Even aside from those billion tonnes of matter, the cube is not empty. It is full of faint light, and the amount of evidence in that light is staggering: enough to construct a map of every star, planet and moon in all the nearest galaxies to a resolution of about ten kilometres. To extract that evidence in full, the telescope would need to use something like a mirror of the same width as the cube itself, which would require at least as much matter as building a planet. But even that would not be beyond the bounds of possibility, given the level of technology we are considering. To gather that much matter, those intergalactic scientists would merely have to trawl out to a distance of a few thousand cube-widths – still a piffling distance by intergalactic standards. But even with a mere million-tonne telescope they could do a lot of astronomy. The fact that planets with tilted axes have annual seasons would be plain to see. They could detect life if it was present on any of the planets, via the composition of its atmosphere. With more subtle measurements they could test theories about the nature and history of life – or intelligence – on the planet. At any instant, a typical cube contains evidence, at that level of detail, about more than a trillion stars and their planets, simultaneously.
And that is only one instant. Additional evidence of all those kinds is pouring into the cube all the time, so astronomers there could track changes in the sky just as we do. And visible light is only one band of the electromagnetic spectrum. The cube is receiving evidence in every other band too – gamma rays, X-rays, all the way down to the microwave background radiation and radio waves, as well as a few cosmic-ray particles. In short, nearly all the channels by which we on Earth currently receive evidence about any of the fundamental sciences are available in intergalactic space too.
And they carry much the same content: not only is the universe full of evidence, it is full of the same evidence everywhere. All people in the universe, once they have understood enough to free themselves from parochial obstacles, face essentially the same opportunities. This is an underlying unity in the physical world more significant than all the dissimilarities I have described between our environment and a typical one: the fundamental laws of nature are so uniform, and evidence about them so ubiquitous, and the connections between understanding and control so intimate, that, whether we are on our parochial home planet or a hundred million light years away in the intergalactic plasma, we can do the same science and make the same progress.
So a typical location in the universe is amenable to the open-ended creation of knowledge. And therefore so are alm
ost all other kinds of environment, since they have more matter, more energy and easier access to evidence than intergalactic space. The thought experiment considered almost the worst possible case. Perhaps the laws of physics do not allow knowledge-creation inside, say, the jet of a quasar. Or perhaps they do. But either way, in the universe at large, knowledge-friendliness is the rule, not the exception. That is to say, the rule is person-friendliness to people who have the relevant knowledge. Death is the rule for those who do not. These are the same rules that prevailed in the Great Rift Valley from whence we came, and have prevailed ever since.

The problem
Revise the part of the passage on evidence in intergalactic space that opens with the words "And that is" and closes with "intergalactic space too.", changing "microwave background radiation" to "cosmic background radiation".

Supplied material
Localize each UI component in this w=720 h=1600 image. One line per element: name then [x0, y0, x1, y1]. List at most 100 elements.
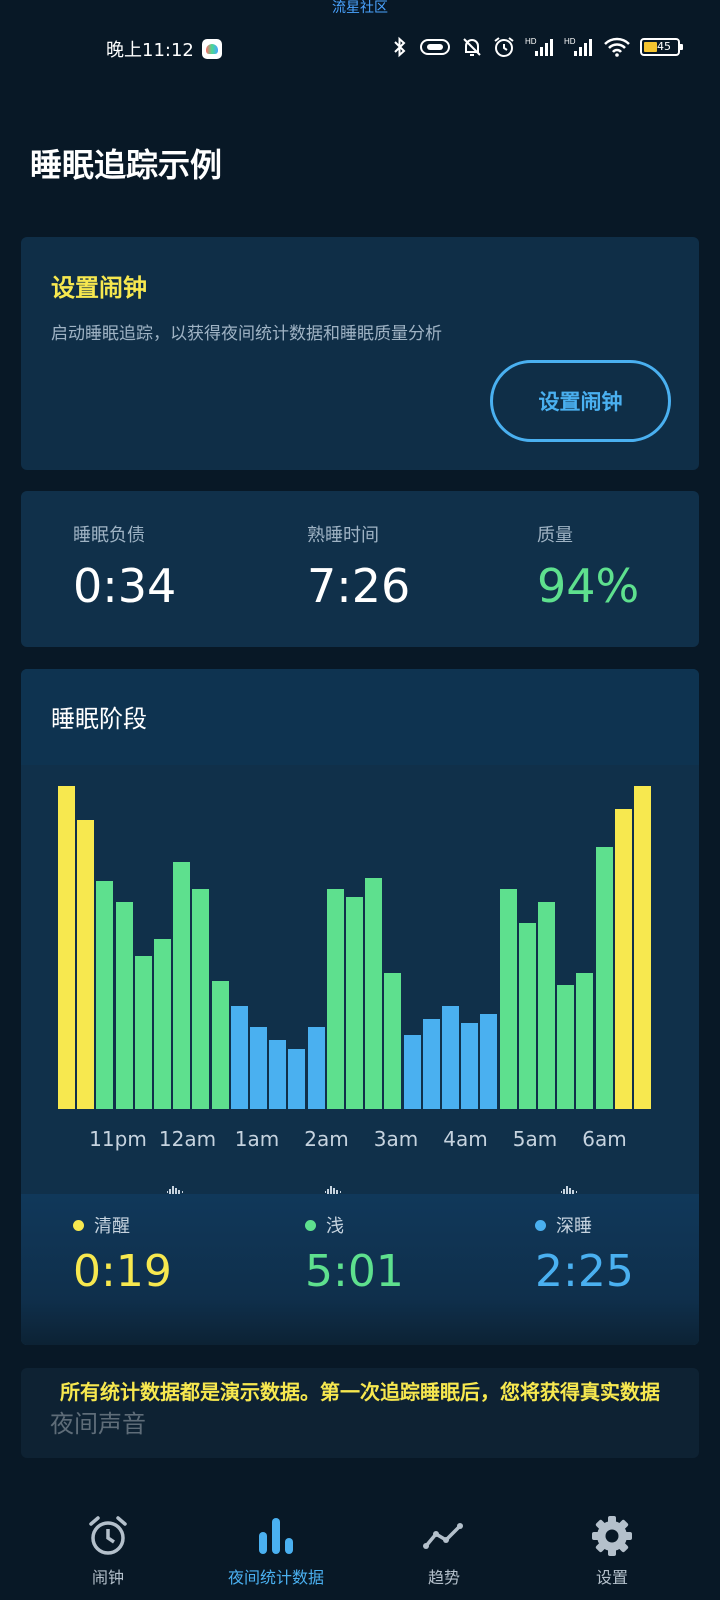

Output below
And that is only one instant. Additional evidence of all those kinds is pouring into the cube all the time, so astronomers there could track changes in the sky just as we do. And visible light is only one band of the electromagnetic spectrum. The cube is receiving evidence in every other band too – gamma rays, X-rays, all the way down to the cosmic background radiation and radio waves, as well as a few cosmic-ray particles. In short, nearly all the channels by which we on Earth currently receive evidence about any of the fundamental sciences are available in intergalactic space too.